-- OBJECTIVE --
Give back the full material, exactly as it reads.

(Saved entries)
^^^^^^^^^^^^^^^^
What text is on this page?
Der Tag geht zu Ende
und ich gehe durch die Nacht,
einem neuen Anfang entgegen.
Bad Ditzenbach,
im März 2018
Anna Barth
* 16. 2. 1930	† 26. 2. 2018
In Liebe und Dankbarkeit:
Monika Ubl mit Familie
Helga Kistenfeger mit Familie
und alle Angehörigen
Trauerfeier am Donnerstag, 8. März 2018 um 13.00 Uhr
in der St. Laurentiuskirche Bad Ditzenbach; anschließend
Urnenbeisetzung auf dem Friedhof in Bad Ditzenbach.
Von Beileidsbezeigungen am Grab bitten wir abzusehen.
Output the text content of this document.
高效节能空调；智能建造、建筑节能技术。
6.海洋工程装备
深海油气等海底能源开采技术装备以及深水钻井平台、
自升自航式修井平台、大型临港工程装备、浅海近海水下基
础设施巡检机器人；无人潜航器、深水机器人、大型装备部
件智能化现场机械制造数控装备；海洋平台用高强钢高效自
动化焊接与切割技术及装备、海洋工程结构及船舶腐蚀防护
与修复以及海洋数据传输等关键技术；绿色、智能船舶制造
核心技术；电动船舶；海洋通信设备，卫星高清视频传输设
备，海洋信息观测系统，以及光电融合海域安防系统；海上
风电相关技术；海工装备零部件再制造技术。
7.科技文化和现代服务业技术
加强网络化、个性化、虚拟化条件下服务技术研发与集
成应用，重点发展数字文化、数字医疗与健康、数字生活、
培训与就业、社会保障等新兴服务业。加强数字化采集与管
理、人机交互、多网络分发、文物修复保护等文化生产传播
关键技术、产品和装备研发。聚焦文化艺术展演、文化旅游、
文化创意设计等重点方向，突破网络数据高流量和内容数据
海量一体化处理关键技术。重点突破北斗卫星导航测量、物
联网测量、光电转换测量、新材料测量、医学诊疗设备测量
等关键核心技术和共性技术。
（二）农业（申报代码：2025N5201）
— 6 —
^^^^^^^^^^^^^^^^
-- TASK OUTPUT --
What text is on this page?
Der Tag geht zu Ende
und ich gehe durch die Nacht,
einem neuen Anfang entgegen.
Bad Ditzenbach,
im März 2018
Anna Barth
* 16. 2. 1930	† 26. 2. 2018
In Liebe und Dankbarkeit:
Monika Ubl mit Familie
Helga Kistenfeger mit Familie
und alle Angehörigen
Trauerfeier am Donnerstag, 8. März 2018 um 13.00 Uhr
in der St. Laurentiuskirche Bad Ditzenbach; anschließend
Urnenbeisetzung auf dem Friedhof in Bad Ditzenbach.
Von Beileidsbezeigungen am Grab bitten wir abzusehen.
Output the text content of this document.
高效节能空调；智能建造、建筑节能技术。
6.海洋工程装备
深海油气等海底能源开采技术装备以及深水钻井平台、
自升自航式修井平台、大型临港工程装备、浅海近海水下基
础设施巡检机器人；无人潜航器、深水机器人、大型装备部
件智能化现场机械制造数控装备；海洋平台用高强钢高效自
动化焊接与切割技术及装备、海洋工程结构及船舶腐蚀防护
与修复以及海洋数据传输等关键技术；绿色、智能船舶制造
核心技术；电动船舶；海洋通信设备，卫星高清视频传输设
备，海洋信息观测系统，以及光电融合海域安防系统；海上
风电相关技术；海工装备零部件再制造技术。
7.科技文化和现代服务业技术
加强网络化、个性化、虚拟化条件下服务技术研发与集
成应用，重点发展数字文化、数字医疗与健康、数字生活、
培训与就业、社会保障等新兴服务业。加强数字化采集与管
理、人机交互、多网络分发、文物修复保护等文化生产传播
关键技术、产品和装备研发。聚焦文化艺术展演、文化旅游、
文化创意设计等重点方向，突破网络数据高流量和内容数据
海量一体化处理关键技术。重点突破北斗卫星导航测量、物
联网测量、光电转换测量、新材料测量、医学诊疗设备测量
等关键核心技术和共性技术。
（二）农业（申报代码：2025N5201）
— 6 —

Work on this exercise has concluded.